* What is needed
Every line of the material below must be repeated exactly.

====== Supplied data

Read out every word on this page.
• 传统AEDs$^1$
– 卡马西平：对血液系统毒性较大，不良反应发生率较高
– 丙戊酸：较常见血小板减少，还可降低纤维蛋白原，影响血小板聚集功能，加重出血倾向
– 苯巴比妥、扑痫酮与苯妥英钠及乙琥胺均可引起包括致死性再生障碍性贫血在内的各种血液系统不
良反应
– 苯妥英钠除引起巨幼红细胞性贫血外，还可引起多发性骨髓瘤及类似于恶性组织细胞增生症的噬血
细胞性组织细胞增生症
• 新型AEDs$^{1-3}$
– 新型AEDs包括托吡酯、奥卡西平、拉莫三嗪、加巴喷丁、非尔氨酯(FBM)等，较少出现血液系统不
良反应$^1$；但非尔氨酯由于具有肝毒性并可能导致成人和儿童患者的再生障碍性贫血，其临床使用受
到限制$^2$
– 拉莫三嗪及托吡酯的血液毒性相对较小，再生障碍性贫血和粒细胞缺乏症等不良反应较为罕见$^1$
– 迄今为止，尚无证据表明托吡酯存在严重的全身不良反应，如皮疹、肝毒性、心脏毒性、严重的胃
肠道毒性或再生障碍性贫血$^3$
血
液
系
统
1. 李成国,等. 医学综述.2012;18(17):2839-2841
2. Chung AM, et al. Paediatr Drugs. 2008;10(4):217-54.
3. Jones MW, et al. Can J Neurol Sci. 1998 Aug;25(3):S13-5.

============

* Written response
Read out every word on this page.
• 传统AEDs$^1$
– 卡马西平：对血液系统毒性较大，不良反应发生率较高
– 丙戊酸：较常见血小板减少，还可降低纤维蛋白原，影响血小板聚集功能，加重出血倾向
– 苯巴比妥、扑痫酮与苯妥英钠及乙琥胺均可引起包括致死性再生障碍性贫血在内的各种血液系统不
良反应
– 苯妥英钠除引起巨幼红细胞性贫血外，还可引起多发性骨髓瘤及类似于恶性组织细胞增生症的噬血
细胞性组织细胞增生症
• 新型AEDs$^{1-3}$
– 新型AEDs包括托吡酯、奥卡西平、拉莫三嗪、加巴喷丁、非尔氨酯(FBM)等，较少出现血液系统不
良反应$^1$；但非尔氨酯由于具有肝毒性并可能导致成人和儿童患者的再生障碍性贫血，其临床使用受
到限制$^2$
– 拉莫三嗪及托吡酯的血液毒性相对较小，再生障碍性贫血和粒细胞缺乏症等不良反应较为罕见$^1$
– 迄今为止，尚无证据表明托吡酯存在严重的全身不良反应，如皮疹、肝毒性、心脏毒性、严重的胃
肠道毒性或再生障碍性贫血$^3$
血
液
系
统
1. 李成国,等. 医学综述.2012;18(17):2839-2841
2. Chung AM, et al. Paediatr Drugs. 2008;10(4):217-54.
3. Jones MW, et al. Can J Neurol Sci. 1998 Aug;25(3):S13-5.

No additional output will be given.